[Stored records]
^^^^^^^^^^^^^^^^

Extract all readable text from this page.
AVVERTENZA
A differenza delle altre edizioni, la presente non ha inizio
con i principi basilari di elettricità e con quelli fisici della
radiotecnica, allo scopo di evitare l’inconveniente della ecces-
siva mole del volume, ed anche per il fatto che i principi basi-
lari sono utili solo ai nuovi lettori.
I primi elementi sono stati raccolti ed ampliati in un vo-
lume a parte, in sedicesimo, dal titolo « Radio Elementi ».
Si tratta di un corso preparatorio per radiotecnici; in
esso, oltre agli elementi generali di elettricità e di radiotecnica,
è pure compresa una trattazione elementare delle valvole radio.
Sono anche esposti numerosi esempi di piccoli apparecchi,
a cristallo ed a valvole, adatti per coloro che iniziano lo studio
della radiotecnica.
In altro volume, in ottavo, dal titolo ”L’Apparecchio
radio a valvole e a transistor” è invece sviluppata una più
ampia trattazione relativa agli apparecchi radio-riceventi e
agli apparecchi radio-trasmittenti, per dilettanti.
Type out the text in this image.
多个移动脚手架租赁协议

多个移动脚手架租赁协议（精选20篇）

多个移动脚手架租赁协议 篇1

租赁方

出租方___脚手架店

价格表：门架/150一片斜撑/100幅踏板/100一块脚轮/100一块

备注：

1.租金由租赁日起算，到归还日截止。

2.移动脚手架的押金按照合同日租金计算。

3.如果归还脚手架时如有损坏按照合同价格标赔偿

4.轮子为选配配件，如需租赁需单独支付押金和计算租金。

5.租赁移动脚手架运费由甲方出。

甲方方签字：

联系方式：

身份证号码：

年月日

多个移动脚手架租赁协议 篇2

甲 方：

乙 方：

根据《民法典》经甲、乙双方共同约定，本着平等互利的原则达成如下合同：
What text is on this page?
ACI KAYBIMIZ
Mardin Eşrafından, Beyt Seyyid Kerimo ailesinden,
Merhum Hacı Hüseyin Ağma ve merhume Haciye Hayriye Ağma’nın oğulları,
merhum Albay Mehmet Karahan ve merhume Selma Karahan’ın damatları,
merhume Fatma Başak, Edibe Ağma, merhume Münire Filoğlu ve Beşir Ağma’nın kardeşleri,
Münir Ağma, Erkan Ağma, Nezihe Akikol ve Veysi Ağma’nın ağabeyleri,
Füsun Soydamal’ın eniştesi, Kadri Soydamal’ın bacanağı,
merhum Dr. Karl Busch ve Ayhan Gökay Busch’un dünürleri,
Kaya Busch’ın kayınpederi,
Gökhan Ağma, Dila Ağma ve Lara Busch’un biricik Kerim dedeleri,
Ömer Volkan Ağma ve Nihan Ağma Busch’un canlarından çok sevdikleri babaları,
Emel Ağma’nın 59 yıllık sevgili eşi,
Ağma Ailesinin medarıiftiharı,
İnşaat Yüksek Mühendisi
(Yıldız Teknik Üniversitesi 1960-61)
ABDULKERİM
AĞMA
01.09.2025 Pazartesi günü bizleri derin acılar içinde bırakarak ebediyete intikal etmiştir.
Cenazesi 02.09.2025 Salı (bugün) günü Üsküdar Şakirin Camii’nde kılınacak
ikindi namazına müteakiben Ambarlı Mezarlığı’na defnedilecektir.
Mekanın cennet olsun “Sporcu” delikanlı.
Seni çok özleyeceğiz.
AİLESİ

^^^^^^^^^^^^^^^^

Please output the entire listing exactly as it stands.

→ Exercise response
Extract all readable text from this page.
AVVERTENZA
A differenza delle altre edizioni, la presente non ha inizio
con i principi basilari di elettricità e con quelli fisici della
radiotecnica, allo scopo di evitare l’inconveniente della ecces-
siva mole del volume, ed anche per il fatto che i principi basi-
lari sono utili solo ai nuovi lettori.
I primi elementi sono stati raccolti ed ampliati in un vo-
lume a parte, in sedicesimo, dal titolo « Radio Elementi ».
Si tratta di un corso preparatorio per radiotecnici; in
esso, oltre agli elementi generali di elettricità e di radiotecnica,
è pure compresa una trattazione elementare delle valvole radio.
Sono anche esposti numerosi esempi di piccoli apparecchi,
a cristallo ed a valvole, adatti per coloro che iniziano lo studio
della radiotecnica.
In altro volume, in ottavo, dal titolo ”L’Apparecchio
radio a valvole e a transistor” è invece sviluppata una più
ampia trattazione relativa agli apparecchi radio-riceventi e
agli apparecchi radio-trasmittenti, per dilettanti.
Type out the text in this image.
多个移动脚手架租赁协议

多个移动脚手架租赁协议（精选20篇）

多个移动脚手架租赁协议 篇1

租赁方

出租方___脚手架店

价格表：门架/150一片斜撑/100幅踏板/100一块脚轮/100一块

备注：

1.租金由租赁日起算，到归还日截止。

2.移动脚手架的押金按照合同日租金计算。

3.如果归还脚手架时如有损坏按照合同价格标赔偿

4.轮子为选配配件，如需租赁需单独支付押金和计算租金。

5.租赁移动脚手架运费由甲方出。

甲方方签字：

联系方式：

身份证号码：

年月日

多个移动脚手架租赁协议 篇2

甲 方：

乙 方：

根据《民法典》经甲、乙双方共同约定，本着平等互利的原则达成如下合同：
What text is on this page?
ACI KAYBIMIZ
Mardin Eşrafından, Beyt Seyyid Kerimo ailesinden,
Merhum Hacı Hüseyin Ağma ve merhume Haciye Hayriye Ağma’nın oğulları,
merhum Albay Mehmet Karahan ve merhume Selma Karahan’ın damatları,
merhume Fatma Başak, Edibe Ağma, merhume Münire Filoğlu ve Beşir Ağma’nın kardeşleri,
Münir Ağma, Erkan Ağma, Nezihe Akikol ve Veysi Ağma’nın ağabeyleri,
Füsun Soydamal’ın eniştesi, Kadri Soydamal’ın bacanağı,
merhum Dr. Karl Busch ve Ayhan Gökay Busch’un dünürleri,
Kaya Busch’ın kayınpederi,
Gökhan Ağma, Dila Ağma ve Lara Busch’un biricik Kerim dedeleri,
Ömer Volkan Ağma ve Nihan Ağma Busch’un canlarından çok sevdikleri babaları,
Emel Ağma’nın 59 yıllık sevgili eşi,
Ağma Ailesinin medarıiftiharı,
İnşaat Yüksek Mühendisi
(Yıldız Teknik Üniversitesi 1960-61)
ABDULKERİM
AĞMA
01.09.2025 Pazartesi günü bizleri derin acılar içinde bırakarak ebediyete intikal etmiştir.
Cenazesi 02.09.2025 Salı (bugün) günü Üsküdar Şakirin Camii’nde kılınacak
ikindi namazına müteakiben Ambarlı Mezarlığı’na defnedilecektir.
Mekanın cennet olsun “Sporcu” delikanlı.
Seni çok özleyeceğiz.
AİLESİ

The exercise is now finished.